» **Request**
Filter the entries below, keeping every line that has the word "caption".

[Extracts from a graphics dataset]
┄┄┄┄┄┄┄┄┄┄┄┄┄┄┄┄┄┄┄┄
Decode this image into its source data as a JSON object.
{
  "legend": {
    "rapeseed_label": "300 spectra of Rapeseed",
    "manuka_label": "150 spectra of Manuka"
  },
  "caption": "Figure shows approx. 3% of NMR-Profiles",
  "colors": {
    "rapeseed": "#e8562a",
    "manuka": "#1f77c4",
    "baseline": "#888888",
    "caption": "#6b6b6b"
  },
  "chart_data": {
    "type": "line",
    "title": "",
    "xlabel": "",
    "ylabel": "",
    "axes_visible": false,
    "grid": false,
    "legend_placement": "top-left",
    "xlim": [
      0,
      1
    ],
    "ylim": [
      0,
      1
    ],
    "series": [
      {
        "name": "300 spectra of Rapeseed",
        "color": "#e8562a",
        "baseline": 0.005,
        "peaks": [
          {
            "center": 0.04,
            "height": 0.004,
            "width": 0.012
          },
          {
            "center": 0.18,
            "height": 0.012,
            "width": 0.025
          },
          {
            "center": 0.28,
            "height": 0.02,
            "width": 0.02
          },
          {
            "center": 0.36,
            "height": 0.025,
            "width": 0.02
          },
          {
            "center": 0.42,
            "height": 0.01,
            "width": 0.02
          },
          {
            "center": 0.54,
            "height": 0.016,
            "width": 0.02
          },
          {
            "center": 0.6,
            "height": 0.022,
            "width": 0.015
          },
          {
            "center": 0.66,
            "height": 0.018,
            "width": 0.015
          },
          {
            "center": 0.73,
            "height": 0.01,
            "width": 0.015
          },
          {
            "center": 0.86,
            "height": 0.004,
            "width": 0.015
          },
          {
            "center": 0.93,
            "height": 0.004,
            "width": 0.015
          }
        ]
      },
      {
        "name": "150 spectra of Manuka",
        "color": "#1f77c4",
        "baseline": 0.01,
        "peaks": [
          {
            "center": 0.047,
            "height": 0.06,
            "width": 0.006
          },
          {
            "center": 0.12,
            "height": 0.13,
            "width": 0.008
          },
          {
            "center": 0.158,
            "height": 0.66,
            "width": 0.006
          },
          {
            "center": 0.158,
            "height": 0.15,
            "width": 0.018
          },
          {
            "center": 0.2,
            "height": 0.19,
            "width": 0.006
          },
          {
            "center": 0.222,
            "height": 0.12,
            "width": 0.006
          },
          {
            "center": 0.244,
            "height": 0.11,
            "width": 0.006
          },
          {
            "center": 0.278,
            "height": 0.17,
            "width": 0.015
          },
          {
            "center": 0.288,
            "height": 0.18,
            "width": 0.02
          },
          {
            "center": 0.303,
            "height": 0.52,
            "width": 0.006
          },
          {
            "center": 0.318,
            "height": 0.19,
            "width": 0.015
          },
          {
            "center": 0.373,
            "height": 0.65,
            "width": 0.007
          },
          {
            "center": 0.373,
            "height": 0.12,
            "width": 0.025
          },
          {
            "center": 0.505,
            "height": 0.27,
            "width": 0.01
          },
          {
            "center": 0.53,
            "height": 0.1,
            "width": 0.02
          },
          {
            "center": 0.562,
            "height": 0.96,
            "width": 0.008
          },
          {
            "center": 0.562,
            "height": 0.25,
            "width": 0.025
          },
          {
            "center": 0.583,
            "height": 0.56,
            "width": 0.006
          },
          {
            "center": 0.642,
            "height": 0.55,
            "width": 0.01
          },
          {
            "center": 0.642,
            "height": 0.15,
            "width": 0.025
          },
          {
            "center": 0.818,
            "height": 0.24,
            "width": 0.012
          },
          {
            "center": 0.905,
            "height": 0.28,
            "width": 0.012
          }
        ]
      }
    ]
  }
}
┄┄┄┄┄┄┄┄┄┄┄┄┄┄┄┄┄┄┄┄
» **Expected answer**
  "caption": "Figure shows approx. 3% of NMR-Profiles",
    "caption": "#6b6b6b"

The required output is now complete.